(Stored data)
##########

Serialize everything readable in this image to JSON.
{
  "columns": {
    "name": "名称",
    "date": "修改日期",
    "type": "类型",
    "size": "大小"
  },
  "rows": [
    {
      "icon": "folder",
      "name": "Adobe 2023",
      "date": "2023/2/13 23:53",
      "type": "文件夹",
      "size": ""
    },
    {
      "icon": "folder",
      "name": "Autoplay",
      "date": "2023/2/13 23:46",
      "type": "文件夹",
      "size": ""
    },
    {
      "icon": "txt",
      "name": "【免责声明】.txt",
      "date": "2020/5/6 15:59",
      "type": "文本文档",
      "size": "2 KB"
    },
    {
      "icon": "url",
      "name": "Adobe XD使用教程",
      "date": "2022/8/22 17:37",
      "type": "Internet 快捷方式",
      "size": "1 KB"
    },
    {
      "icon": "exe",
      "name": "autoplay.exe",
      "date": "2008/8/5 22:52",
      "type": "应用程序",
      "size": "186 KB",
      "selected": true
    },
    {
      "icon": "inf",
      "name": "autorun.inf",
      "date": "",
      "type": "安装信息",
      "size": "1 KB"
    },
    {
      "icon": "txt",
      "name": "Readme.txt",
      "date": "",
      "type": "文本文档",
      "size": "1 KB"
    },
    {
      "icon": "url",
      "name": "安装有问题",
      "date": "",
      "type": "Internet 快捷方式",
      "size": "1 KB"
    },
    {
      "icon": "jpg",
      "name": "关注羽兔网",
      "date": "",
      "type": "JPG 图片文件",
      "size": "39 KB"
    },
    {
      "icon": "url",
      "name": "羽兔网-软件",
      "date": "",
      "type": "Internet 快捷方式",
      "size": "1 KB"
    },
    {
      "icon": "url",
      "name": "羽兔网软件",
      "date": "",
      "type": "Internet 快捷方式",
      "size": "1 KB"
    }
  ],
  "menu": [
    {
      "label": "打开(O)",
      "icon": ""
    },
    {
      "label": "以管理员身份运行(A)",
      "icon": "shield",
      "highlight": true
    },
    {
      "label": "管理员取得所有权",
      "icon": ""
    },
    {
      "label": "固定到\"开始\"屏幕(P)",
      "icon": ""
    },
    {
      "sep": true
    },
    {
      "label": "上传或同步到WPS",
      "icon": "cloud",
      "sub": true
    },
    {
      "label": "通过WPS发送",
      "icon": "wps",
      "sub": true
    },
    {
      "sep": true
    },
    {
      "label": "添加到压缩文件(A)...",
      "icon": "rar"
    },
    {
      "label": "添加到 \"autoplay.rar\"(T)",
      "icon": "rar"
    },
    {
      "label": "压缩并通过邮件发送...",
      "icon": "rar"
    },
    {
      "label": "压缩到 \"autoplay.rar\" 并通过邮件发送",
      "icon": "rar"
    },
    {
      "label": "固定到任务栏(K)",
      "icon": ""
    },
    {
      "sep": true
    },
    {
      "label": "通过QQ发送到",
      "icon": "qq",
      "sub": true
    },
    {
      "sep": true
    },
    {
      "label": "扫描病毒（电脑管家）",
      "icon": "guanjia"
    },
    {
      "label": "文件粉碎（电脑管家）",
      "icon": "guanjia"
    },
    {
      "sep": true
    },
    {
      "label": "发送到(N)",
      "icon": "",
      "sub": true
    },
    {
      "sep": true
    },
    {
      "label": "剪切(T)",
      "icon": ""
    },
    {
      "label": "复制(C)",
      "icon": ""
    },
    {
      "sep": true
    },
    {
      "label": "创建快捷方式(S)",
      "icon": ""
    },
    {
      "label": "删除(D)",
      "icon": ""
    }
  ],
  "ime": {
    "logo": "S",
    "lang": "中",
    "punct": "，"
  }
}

##########

_Exercise_. Report the number of lines that include the string "name"; return nothing but the count.

_Exercise result_. 12